Sin bien esta contradicción no es nueva, tras el fallo de la Corte Suprema de Justicia de la Nación, en términos de que el consumo personal de drogas en la cárcel es inconstitucional; ha logrado una centralidad pocas veces vista en la temática de la seguridad pública.

Por supuesto, este es un complejo tema que excede el mero marco de la seguridad pues, como hemos alertado desde esta columna muchas veces, la inacción de resortes específicos del estado genera un entorno proclive al desarrollo del consumo de drogas; las adicciones son un flagelo del que gran parte de la sociedad no logra escapar.

El corolario de este drama suele verse en establecimientos carcelarios, donde la cruda realidad demuestra que muchas veces, por acción u omisión estatal, un vulnerable ha sido transformado en criminal. Entonces, la sensación es que se ha llegado tarde.

Derecho a la intimidad

En el imaginario colectivo de gran parte de la sociedad, una persona que resulta detenida en función de un hecho reprochable a nivel judicial es alguien que, además de haber perdido transitoriamente la libertad ambulatoria, ha perdido también el resto de sus derechos como ciudadano.

#### [ÍTEMS PROPORCIONADOS]

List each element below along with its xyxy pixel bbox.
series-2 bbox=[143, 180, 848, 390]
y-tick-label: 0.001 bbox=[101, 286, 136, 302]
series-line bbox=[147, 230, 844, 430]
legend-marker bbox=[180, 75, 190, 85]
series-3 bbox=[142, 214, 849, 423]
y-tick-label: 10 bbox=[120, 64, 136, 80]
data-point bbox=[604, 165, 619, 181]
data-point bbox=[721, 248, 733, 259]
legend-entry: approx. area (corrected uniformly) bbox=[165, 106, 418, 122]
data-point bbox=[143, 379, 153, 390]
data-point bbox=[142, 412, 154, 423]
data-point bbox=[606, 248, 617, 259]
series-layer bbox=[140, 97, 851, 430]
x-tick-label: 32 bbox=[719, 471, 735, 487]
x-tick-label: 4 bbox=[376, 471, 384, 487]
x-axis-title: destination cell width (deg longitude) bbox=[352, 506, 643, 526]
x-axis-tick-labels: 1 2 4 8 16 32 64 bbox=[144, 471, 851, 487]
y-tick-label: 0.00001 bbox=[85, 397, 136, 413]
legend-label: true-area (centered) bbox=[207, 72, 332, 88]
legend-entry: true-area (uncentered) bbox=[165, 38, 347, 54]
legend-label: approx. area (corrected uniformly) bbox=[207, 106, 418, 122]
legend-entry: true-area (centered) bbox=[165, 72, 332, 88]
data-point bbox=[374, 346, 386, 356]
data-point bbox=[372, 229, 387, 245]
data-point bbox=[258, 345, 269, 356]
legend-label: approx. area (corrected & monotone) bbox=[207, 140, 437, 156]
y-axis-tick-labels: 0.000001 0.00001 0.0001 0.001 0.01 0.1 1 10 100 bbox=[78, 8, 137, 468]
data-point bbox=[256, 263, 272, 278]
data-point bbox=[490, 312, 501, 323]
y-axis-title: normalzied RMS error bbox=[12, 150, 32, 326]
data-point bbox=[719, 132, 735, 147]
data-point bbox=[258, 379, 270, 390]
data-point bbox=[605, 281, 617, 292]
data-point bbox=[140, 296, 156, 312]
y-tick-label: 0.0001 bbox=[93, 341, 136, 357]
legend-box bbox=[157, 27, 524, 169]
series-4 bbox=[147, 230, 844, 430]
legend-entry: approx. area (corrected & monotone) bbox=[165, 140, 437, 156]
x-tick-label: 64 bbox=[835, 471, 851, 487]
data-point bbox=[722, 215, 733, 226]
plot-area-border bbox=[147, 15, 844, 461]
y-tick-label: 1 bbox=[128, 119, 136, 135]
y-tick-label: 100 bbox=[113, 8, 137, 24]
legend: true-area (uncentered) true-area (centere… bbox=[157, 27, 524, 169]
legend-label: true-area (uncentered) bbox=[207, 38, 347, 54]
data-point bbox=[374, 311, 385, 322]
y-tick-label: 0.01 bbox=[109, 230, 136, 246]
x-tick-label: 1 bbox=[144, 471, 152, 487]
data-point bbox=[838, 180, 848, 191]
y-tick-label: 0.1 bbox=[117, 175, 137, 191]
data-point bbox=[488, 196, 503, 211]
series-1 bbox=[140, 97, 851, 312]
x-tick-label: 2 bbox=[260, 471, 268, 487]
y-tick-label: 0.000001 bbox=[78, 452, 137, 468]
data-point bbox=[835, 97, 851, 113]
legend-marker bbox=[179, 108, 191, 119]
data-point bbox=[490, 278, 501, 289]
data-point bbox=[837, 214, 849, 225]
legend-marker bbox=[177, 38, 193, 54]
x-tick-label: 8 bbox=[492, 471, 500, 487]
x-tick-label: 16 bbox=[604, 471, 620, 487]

#### [INDICACIÓN]
Por favor, copia el fragmento sobre el consumo de drogas en la cárcel desde "El corolario de" hasta "ha llegado tarde.", ambos incluidos, y sustituye "establecimientos carcelarios" por "unidades penitenciarias".

#### [RESPUESTA]
El corolario de este drama suele verse en unidades penitenciarias, donde la cruda realidad demuestra que muchas veces, por acción u omisión estatal, un vulnerable ha sido transformado en criminal. Entonces, la sensación es que se ha llegado tarde.